### Problem description
Below, find each line holding "been" and state how many there are, using the number alone.

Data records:
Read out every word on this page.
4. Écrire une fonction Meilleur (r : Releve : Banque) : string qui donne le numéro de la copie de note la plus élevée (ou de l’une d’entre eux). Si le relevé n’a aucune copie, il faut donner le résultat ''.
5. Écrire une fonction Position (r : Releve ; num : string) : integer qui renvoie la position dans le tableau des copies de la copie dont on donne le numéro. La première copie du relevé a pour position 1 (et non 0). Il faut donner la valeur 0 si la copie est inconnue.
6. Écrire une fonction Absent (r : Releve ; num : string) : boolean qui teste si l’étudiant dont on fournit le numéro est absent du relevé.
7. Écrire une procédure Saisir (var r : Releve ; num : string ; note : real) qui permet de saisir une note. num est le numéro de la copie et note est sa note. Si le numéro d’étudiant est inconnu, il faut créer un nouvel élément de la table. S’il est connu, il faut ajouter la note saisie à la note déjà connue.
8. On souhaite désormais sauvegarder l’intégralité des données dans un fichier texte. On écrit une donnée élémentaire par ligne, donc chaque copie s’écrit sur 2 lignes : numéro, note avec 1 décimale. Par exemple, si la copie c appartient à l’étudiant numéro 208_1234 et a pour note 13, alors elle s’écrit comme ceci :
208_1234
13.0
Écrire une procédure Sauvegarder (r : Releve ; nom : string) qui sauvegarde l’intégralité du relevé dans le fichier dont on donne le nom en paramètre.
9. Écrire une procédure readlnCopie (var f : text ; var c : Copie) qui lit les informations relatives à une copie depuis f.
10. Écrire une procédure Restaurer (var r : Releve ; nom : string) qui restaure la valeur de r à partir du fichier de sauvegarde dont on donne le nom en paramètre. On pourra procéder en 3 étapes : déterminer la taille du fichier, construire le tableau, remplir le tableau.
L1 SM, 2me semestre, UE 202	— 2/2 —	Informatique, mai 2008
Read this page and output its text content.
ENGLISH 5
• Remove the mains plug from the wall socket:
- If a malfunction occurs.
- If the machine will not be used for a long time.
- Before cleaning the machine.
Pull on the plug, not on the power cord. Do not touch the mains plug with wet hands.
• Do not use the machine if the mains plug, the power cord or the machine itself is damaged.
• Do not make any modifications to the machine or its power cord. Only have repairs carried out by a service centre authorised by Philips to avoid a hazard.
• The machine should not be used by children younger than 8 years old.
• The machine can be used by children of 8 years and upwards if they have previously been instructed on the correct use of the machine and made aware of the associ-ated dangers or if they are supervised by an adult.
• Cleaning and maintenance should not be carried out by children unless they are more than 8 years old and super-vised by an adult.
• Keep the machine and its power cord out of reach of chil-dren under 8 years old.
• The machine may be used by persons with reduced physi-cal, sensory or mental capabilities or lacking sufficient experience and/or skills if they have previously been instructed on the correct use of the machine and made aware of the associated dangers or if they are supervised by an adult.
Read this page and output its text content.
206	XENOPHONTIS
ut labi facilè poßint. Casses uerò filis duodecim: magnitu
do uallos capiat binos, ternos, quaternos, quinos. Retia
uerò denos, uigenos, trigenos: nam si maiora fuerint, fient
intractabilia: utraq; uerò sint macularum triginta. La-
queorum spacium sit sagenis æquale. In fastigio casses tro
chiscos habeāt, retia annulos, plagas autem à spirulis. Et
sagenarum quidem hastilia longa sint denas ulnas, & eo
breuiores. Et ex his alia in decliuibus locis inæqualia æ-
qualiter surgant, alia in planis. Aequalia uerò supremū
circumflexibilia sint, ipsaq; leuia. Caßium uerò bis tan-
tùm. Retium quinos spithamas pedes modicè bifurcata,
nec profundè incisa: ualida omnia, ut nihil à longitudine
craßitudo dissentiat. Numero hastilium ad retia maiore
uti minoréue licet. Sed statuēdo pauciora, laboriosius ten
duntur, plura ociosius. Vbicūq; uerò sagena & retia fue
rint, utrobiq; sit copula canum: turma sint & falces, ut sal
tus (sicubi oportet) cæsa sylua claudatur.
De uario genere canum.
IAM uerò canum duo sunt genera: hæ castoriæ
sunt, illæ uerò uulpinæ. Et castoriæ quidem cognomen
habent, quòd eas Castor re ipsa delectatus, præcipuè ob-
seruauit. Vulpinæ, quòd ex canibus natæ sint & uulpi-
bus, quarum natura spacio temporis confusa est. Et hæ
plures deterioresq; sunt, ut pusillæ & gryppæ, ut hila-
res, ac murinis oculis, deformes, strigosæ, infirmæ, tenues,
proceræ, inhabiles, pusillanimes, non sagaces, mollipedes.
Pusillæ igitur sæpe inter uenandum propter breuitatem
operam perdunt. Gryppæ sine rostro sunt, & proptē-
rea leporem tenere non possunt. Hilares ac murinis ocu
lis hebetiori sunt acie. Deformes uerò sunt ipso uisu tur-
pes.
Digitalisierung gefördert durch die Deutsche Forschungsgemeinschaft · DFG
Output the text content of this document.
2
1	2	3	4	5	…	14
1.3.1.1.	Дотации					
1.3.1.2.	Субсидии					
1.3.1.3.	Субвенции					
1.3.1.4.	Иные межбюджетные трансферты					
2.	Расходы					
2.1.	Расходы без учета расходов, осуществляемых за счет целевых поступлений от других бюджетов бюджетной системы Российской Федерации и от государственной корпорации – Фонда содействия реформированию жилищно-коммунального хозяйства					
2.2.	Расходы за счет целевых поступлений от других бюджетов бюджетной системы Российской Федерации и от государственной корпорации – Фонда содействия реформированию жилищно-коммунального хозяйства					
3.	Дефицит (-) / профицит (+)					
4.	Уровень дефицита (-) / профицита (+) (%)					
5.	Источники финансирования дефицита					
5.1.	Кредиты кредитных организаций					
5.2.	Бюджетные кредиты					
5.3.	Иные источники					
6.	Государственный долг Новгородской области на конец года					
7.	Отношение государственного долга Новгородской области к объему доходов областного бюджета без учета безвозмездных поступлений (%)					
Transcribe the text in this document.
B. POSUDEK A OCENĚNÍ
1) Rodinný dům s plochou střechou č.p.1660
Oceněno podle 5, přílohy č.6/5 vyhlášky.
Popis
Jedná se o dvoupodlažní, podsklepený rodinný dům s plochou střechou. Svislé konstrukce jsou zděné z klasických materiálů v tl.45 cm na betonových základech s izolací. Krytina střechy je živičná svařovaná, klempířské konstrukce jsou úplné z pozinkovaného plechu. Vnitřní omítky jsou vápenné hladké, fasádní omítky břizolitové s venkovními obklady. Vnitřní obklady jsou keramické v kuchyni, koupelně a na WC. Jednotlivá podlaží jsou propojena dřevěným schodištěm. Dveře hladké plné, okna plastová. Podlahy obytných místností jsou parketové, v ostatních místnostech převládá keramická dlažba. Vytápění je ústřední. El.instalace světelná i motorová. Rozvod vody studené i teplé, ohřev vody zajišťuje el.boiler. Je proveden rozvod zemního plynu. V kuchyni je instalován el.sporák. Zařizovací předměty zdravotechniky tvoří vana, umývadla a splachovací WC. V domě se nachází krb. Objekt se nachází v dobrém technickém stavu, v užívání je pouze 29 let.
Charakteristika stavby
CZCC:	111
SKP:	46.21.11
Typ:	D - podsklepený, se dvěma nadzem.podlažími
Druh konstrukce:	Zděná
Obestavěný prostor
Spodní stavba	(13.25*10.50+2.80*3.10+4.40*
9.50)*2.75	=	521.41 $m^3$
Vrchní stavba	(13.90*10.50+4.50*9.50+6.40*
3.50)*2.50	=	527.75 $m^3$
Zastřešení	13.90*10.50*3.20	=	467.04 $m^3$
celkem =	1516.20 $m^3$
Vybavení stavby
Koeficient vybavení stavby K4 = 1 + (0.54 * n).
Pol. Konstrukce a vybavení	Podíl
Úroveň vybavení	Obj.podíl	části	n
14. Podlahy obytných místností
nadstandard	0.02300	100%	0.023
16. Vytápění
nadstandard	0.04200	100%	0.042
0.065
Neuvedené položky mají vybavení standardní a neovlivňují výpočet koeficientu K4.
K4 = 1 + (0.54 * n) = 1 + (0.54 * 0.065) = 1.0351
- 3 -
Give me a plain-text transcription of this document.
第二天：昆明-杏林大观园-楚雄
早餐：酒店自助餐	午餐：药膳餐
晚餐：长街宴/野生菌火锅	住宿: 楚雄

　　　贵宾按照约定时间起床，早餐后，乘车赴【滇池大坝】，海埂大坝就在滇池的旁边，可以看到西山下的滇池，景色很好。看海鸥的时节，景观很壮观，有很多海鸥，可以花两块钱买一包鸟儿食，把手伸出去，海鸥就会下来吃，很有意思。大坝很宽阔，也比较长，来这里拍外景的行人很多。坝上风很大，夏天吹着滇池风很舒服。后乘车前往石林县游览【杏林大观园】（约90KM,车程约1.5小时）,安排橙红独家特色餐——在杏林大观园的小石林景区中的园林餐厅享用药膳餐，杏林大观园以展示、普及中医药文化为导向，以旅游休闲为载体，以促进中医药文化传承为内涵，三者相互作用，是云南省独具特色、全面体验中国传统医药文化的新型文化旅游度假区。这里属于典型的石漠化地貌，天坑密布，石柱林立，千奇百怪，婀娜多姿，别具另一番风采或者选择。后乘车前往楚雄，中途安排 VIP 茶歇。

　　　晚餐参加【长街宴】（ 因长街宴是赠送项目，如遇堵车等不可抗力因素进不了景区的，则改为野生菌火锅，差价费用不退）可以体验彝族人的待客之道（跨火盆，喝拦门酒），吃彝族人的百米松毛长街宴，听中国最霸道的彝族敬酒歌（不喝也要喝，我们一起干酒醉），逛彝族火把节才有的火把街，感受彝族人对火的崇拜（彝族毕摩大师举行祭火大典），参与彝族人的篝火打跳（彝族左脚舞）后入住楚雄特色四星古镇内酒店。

### Task response
2